## The problem
Reply with one number only: the count of lines below that contain the word "bishebao".

## Data listing

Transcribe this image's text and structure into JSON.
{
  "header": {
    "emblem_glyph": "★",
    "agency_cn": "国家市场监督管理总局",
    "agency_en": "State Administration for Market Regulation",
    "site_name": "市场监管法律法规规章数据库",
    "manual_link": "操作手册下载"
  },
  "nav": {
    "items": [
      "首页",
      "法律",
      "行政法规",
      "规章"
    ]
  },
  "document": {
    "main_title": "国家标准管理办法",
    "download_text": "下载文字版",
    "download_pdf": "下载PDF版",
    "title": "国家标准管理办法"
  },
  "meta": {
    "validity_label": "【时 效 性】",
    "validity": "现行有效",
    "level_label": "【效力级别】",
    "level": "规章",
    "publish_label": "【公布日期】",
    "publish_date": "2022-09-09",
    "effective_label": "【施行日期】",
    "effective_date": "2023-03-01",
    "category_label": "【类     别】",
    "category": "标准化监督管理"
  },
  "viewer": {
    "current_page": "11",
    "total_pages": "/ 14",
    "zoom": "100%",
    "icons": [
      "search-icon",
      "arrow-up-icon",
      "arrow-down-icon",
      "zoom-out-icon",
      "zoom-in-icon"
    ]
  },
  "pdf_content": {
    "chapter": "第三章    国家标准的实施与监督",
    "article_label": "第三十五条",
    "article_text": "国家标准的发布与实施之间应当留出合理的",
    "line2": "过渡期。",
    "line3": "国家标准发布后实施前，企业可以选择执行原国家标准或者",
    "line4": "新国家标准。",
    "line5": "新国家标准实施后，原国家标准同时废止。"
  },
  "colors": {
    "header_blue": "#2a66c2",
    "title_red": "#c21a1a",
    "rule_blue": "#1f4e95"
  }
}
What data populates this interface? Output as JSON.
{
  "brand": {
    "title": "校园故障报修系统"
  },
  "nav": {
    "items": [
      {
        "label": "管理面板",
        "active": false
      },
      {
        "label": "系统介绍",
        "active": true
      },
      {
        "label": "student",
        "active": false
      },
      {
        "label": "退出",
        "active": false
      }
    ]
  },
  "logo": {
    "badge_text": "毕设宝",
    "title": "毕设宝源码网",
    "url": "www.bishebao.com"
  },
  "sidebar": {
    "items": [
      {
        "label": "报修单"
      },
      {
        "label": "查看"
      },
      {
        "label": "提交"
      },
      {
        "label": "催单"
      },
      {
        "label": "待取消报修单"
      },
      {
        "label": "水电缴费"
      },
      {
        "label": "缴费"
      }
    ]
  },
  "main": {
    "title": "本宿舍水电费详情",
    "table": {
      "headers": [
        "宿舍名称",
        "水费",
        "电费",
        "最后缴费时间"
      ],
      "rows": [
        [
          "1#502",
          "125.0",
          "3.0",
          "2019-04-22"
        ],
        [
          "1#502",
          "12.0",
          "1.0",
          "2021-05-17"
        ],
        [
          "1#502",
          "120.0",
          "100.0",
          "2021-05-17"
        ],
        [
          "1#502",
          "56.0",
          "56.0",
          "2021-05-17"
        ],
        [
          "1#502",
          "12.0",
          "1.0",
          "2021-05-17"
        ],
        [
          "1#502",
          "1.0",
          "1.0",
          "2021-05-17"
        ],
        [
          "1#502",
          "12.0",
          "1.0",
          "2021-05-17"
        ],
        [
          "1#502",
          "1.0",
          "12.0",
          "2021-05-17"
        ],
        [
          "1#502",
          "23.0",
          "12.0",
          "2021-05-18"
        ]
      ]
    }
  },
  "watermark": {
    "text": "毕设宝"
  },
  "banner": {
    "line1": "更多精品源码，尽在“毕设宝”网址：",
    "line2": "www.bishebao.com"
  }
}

## Complete response
2